Your task:
Using the records below, count the lines with "body" in them. Give the number only.
* Begin Records for the task *
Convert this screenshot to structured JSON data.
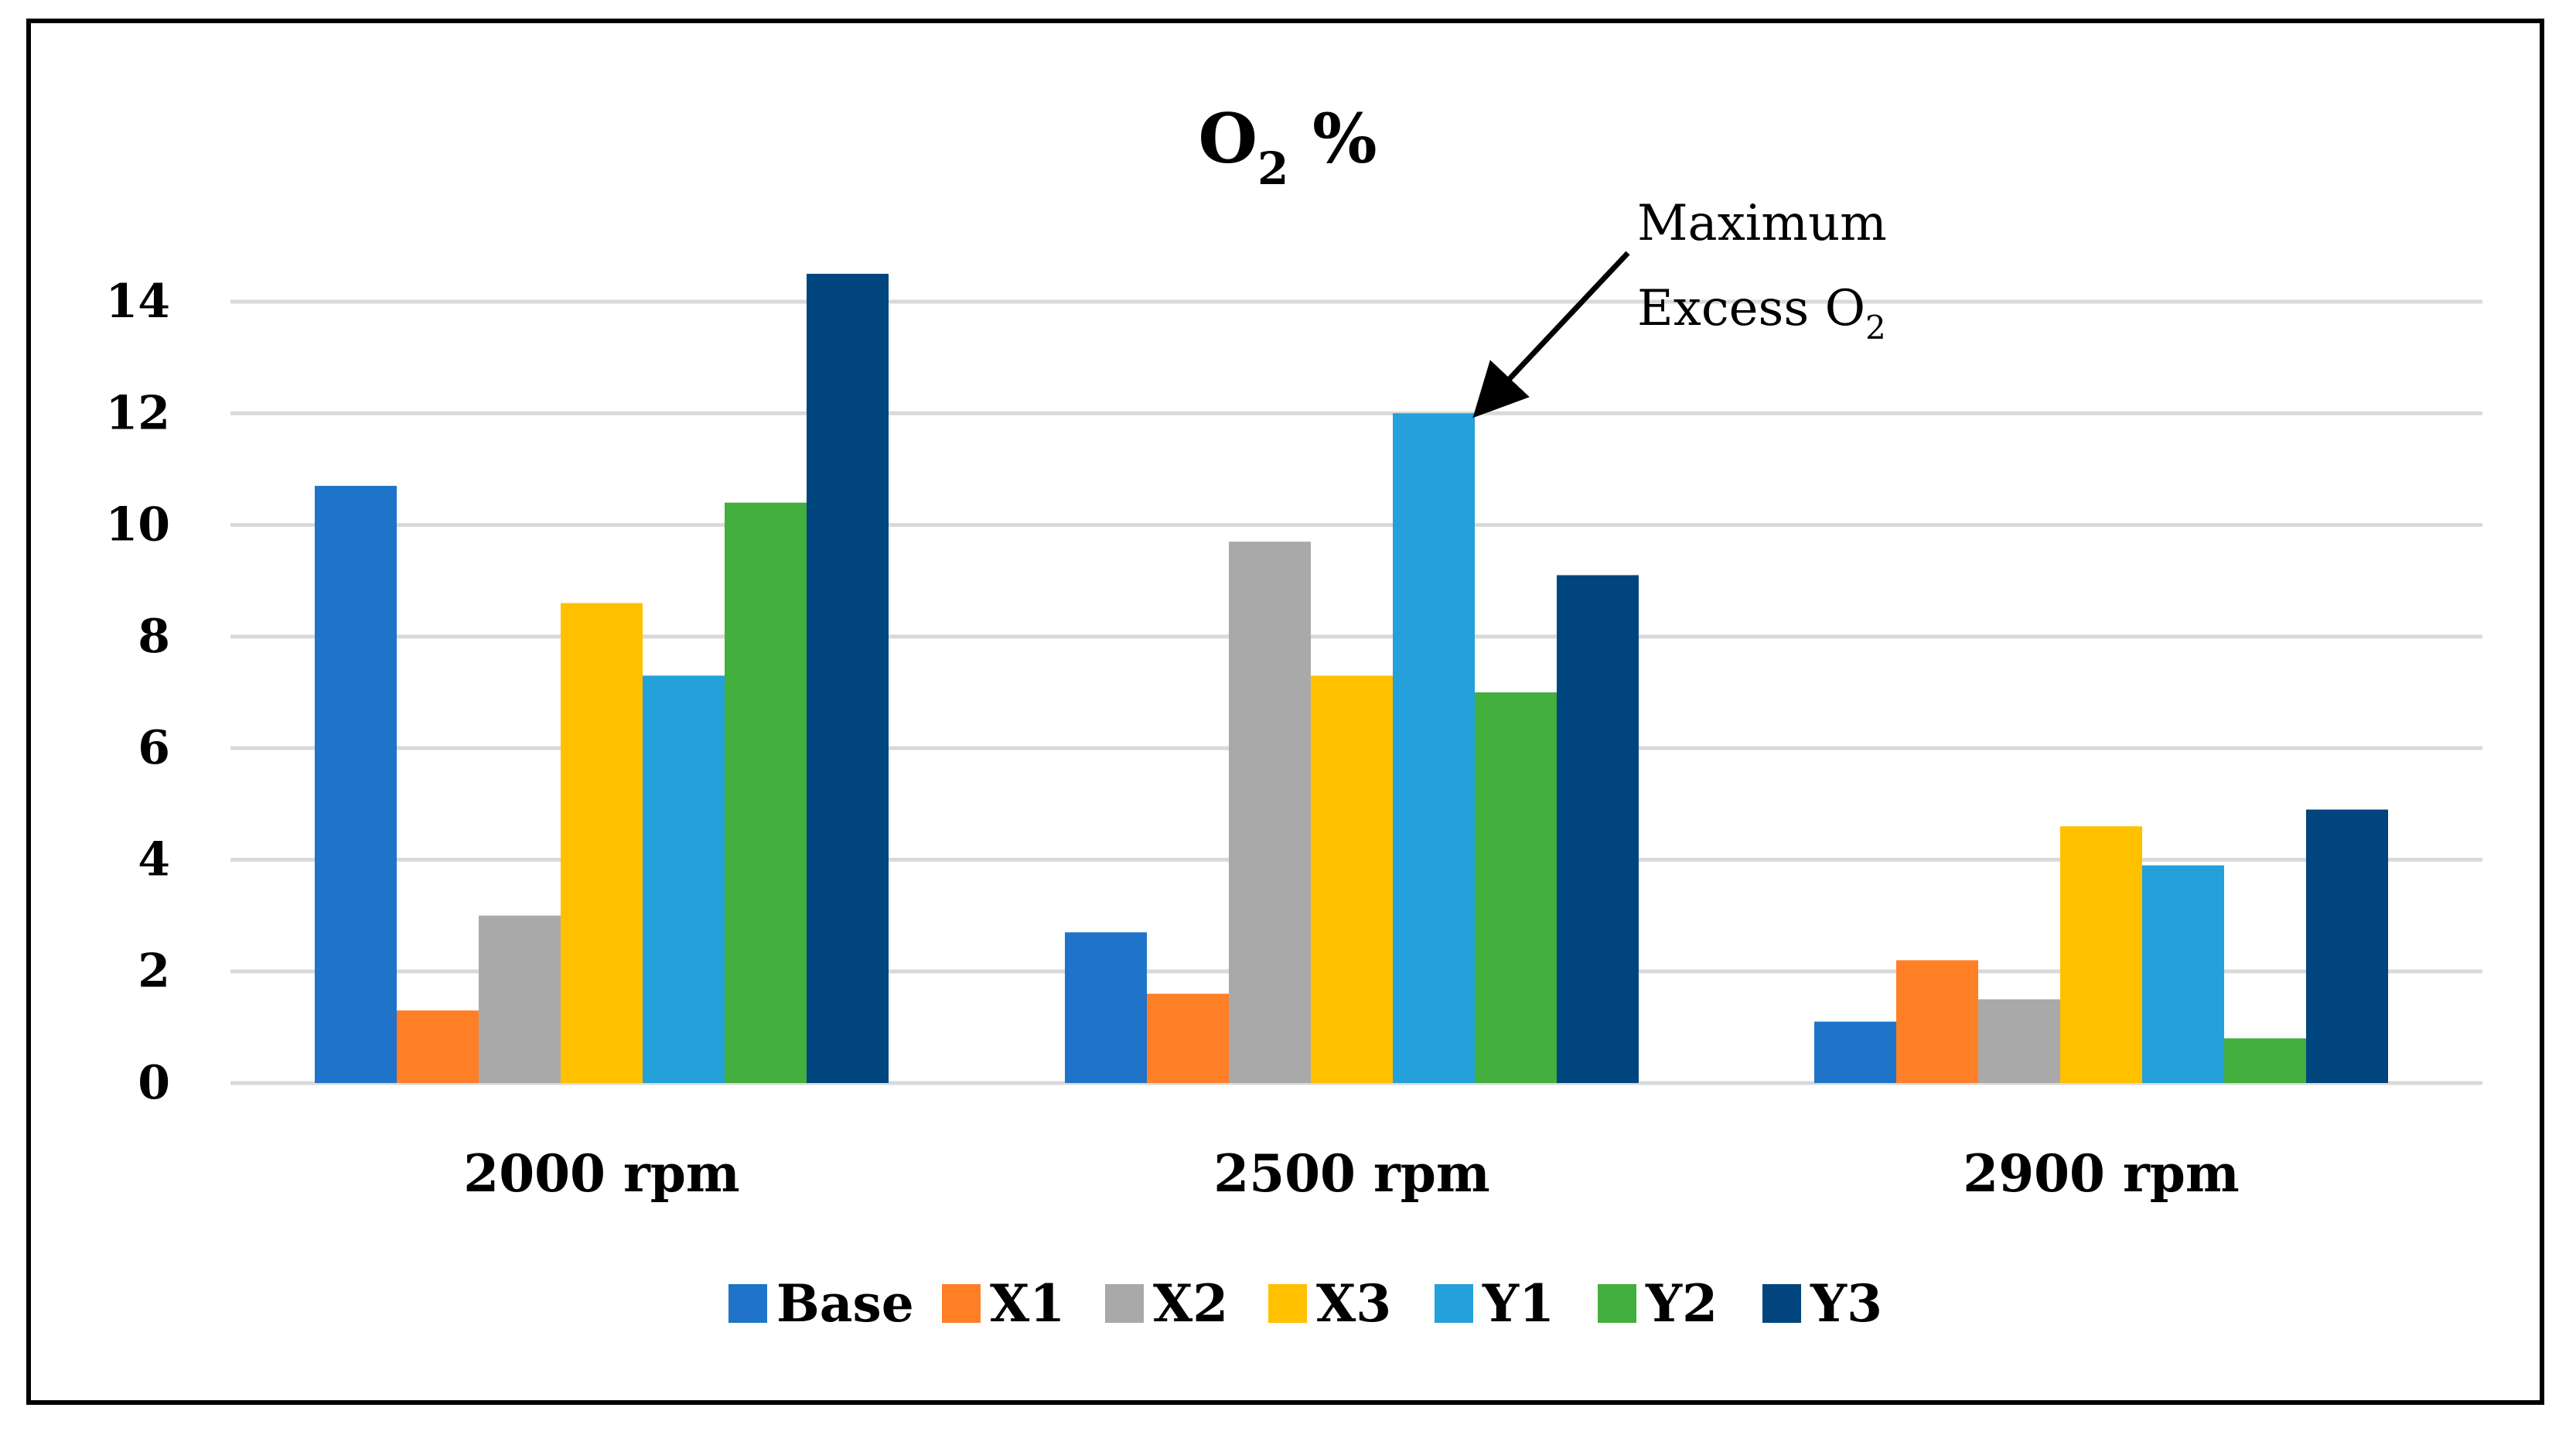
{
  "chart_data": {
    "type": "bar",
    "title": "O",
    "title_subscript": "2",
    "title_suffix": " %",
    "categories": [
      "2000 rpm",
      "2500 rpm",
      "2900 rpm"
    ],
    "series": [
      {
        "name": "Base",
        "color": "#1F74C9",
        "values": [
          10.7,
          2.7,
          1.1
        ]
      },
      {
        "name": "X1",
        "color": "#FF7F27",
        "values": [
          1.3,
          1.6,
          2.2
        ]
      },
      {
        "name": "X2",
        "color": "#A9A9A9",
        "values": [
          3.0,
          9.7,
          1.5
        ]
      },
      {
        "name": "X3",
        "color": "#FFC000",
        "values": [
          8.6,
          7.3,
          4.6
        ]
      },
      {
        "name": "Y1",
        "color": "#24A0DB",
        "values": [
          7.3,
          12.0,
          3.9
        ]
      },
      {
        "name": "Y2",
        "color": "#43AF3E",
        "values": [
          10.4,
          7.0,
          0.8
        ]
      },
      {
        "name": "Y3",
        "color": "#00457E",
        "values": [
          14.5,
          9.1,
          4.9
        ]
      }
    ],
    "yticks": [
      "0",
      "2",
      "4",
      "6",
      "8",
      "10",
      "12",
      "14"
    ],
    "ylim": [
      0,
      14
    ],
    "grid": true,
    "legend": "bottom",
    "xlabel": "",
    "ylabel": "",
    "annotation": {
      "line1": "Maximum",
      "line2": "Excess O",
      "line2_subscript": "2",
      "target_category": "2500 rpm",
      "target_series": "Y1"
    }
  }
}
* End Records for the task *
* Begin Records for the task *
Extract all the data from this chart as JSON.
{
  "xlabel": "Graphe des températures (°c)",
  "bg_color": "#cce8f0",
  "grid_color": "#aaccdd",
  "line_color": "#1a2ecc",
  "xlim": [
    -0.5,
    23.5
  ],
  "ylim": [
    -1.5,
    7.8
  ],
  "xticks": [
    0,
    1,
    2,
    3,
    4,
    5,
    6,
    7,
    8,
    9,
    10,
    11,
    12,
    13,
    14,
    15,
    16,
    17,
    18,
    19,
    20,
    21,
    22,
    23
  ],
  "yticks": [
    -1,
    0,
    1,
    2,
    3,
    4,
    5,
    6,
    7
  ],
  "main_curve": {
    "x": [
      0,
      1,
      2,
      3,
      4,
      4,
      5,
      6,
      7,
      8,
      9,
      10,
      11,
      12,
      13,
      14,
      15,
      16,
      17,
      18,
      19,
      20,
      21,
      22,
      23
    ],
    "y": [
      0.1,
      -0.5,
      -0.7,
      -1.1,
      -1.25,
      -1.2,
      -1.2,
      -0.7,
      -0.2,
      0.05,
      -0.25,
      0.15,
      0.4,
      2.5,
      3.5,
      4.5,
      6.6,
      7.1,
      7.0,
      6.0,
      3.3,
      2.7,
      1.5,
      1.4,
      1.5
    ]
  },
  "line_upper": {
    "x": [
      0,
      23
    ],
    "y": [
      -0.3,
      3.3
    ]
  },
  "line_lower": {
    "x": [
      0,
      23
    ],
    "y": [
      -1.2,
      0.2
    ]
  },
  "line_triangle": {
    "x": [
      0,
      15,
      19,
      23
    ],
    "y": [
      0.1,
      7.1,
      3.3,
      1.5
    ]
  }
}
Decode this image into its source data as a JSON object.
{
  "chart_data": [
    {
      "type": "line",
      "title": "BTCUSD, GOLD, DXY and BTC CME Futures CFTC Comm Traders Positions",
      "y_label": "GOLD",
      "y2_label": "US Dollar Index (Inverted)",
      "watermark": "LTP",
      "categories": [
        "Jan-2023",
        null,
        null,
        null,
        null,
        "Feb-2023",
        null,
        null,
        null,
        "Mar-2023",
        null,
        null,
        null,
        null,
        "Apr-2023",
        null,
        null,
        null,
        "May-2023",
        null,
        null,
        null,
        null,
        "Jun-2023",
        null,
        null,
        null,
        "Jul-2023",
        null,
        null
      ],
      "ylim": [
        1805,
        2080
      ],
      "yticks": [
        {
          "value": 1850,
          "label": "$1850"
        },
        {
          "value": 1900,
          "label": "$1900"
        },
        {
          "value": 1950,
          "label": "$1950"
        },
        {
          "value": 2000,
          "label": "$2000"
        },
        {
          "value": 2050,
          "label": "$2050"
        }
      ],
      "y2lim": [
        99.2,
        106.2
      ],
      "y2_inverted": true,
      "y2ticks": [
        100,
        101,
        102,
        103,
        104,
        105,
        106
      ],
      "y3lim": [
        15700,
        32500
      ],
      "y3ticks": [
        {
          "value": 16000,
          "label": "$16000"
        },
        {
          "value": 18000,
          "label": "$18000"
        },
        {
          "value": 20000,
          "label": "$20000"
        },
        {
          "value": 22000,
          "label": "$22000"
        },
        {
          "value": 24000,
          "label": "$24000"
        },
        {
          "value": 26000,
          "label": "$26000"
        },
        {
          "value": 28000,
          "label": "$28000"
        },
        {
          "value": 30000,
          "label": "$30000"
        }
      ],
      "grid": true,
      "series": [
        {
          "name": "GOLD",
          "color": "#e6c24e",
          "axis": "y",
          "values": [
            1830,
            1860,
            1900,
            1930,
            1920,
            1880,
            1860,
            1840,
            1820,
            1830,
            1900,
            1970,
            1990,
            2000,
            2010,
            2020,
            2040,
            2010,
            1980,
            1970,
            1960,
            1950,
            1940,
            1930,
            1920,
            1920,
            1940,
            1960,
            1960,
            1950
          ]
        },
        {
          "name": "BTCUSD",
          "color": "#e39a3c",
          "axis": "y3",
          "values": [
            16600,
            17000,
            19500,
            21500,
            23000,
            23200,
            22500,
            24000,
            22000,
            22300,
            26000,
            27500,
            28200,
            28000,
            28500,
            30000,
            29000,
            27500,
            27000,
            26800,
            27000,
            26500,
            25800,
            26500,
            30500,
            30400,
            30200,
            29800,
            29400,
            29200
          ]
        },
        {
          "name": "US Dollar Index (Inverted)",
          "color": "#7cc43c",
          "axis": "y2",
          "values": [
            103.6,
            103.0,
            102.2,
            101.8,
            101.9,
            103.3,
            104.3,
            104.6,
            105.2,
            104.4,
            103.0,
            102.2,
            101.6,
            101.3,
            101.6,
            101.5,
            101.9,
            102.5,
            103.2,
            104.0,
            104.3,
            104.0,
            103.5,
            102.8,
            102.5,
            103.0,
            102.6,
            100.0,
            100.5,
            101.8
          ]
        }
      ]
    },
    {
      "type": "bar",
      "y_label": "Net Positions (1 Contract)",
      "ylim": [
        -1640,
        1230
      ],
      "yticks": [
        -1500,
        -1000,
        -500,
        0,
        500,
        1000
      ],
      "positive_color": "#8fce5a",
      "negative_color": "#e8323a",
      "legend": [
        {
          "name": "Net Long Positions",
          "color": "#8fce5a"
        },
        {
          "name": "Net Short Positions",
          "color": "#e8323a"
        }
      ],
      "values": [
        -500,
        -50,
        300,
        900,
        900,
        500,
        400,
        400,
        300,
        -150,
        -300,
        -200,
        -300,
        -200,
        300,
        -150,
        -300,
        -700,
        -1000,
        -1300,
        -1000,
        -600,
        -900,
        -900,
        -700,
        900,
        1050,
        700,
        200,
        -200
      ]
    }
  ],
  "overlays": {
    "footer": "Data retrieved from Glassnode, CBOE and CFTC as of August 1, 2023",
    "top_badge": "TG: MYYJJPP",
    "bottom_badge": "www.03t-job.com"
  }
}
* End Records for the task *
* Begin Records for the task *
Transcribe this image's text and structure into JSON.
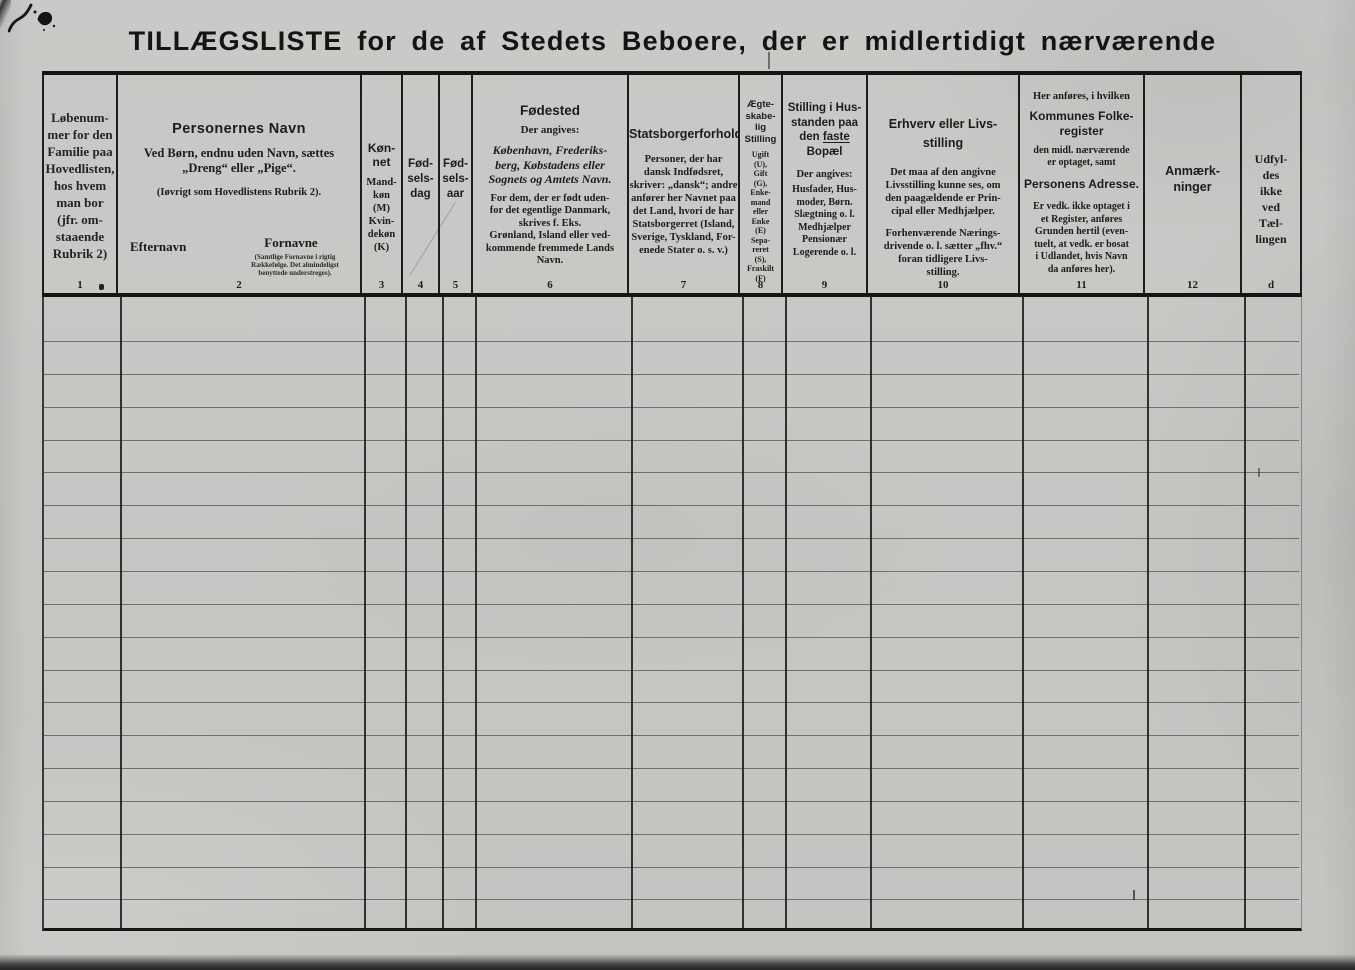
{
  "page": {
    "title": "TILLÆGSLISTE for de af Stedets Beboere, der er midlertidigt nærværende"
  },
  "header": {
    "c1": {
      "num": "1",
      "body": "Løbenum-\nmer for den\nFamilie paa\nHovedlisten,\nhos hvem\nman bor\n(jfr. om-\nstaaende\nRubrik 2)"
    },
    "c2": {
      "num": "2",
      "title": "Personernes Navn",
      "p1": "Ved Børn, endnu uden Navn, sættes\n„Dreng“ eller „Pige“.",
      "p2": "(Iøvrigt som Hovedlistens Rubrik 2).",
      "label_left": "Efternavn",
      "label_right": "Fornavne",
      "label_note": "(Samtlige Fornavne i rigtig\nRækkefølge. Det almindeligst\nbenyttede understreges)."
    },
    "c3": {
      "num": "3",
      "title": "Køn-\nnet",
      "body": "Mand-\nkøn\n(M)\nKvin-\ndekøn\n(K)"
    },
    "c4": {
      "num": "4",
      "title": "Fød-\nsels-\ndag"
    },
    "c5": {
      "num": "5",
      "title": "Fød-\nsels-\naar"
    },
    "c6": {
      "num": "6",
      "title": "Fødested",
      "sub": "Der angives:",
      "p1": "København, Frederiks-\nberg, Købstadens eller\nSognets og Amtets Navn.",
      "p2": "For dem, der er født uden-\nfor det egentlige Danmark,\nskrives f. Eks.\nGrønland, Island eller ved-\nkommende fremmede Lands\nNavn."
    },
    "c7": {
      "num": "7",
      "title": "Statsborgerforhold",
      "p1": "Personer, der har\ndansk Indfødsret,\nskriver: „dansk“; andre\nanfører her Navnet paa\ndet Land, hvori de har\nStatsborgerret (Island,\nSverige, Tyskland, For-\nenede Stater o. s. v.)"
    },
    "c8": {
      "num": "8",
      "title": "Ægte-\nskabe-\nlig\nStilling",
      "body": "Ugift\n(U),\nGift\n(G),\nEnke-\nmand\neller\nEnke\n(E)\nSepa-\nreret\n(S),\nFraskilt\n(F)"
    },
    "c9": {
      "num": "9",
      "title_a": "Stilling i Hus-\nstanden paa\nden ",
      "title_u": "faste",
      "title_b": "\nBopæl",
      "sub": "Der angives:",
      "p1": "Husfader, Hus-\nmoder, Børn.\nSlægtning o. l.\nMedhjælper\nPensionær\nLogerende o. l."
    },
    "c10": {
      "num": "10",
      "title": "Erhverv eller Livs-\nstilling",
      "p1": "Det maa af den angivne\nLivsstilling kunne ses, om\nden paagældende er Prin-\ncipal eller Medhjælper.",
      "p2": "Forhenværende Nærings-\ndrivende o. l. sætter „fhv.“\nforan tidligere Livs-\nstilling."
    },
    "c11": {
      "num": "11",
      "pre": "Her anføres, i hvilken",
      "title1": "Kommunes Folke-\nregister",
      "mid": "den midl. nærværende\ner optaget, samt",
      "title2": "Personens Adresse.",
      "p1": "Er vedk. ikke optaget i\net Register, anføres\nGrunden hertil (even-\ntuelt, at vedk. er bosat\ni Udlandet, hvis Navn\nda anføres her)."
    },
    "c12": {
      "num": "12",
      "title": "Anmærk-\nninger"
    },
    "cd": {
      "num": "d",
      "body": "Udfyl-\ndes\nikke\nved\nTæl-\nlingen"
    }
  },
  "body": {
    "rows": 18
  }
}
* End Records for the task *
Solution for this exercise:
5